#### [Exercise task]
Search the listing below for the string "text" and copy every line where it occurs.

#### [Information supplied]
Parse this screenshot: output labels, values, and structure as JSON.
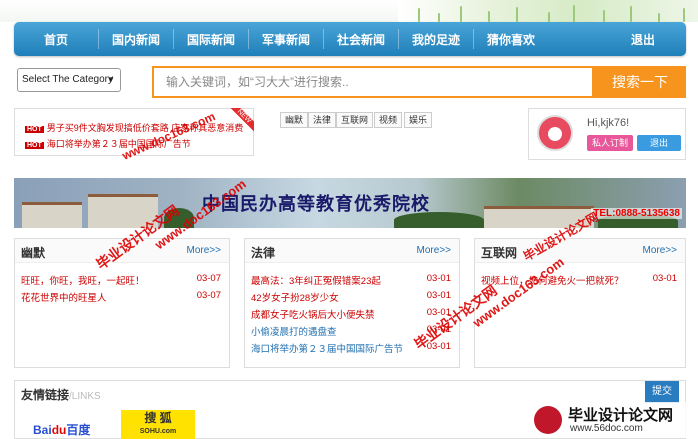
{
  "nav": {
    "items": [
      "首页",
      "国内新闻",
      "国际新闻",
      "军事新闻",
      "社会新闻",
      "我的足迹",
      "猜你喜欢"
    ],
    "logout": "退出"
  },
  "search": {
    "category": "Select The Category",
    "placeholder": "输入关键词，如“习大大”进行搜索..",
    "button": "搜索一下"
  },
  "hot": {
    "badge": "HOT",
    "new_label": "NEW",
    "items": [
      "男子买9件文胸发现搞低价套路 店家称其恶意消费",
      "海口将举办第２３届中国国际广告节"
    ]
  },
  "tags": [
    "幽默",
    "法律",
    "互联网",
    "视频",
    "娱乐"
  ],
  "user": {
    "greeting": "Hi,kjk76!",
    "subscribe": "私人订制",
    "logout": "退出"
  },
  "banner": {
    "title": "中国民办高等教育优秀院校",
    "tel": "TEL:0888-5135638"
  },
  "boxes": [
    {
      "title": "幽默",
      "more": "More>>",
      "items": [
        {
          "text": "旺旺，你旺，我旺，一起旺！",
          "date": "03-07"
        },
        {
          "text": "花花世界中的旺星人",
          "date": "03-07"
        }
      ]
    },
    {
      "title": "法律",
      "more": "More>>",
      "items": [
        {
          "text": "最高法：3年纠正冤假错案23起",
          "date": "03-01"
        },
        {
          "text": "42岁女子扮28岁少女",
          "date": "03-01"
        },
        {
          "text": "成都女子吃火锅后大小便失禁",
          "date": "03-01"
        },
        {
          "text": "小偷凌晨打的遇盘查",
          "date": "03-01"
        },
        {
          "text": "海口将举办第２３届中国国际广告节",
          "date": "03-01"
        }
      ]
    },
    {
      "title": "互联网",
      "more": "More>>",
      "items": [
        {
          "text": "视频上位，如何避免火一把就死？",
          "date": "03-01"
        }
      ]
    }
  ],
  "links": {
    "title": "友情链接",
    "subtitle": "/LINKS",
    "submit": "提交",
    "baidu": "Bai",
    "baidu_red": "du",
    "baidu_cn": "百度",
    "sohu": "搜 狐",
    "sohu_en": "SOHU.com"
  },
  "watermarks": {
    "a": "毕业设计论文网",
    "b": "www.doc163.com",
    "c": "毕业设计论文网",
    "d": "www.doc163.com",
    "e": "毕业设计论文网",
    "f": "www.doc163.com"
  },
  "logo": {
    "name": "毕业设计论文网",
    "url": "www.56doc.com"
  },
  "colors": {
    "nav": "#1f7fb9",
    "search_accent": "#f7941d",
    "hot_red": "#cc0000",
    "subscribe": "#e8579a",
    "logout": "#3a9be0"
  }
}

#### [Complete output]
          "text": "旺旺，你旺，我旺，一起旺！",
          "text": "花花世界中的旺星人",
          "text": "最高法：3年纠正冤假错案23起",
          "text": "42岁女子扮28岁少女",
          "text": "成都女子吃火锅后大小便失禁",
          "text": "小偷凌晨打的遇盘查",
          "text": "海口将举办第２３届中国国际广告节",
          "text": "视频上位，如何避免火一把就死？",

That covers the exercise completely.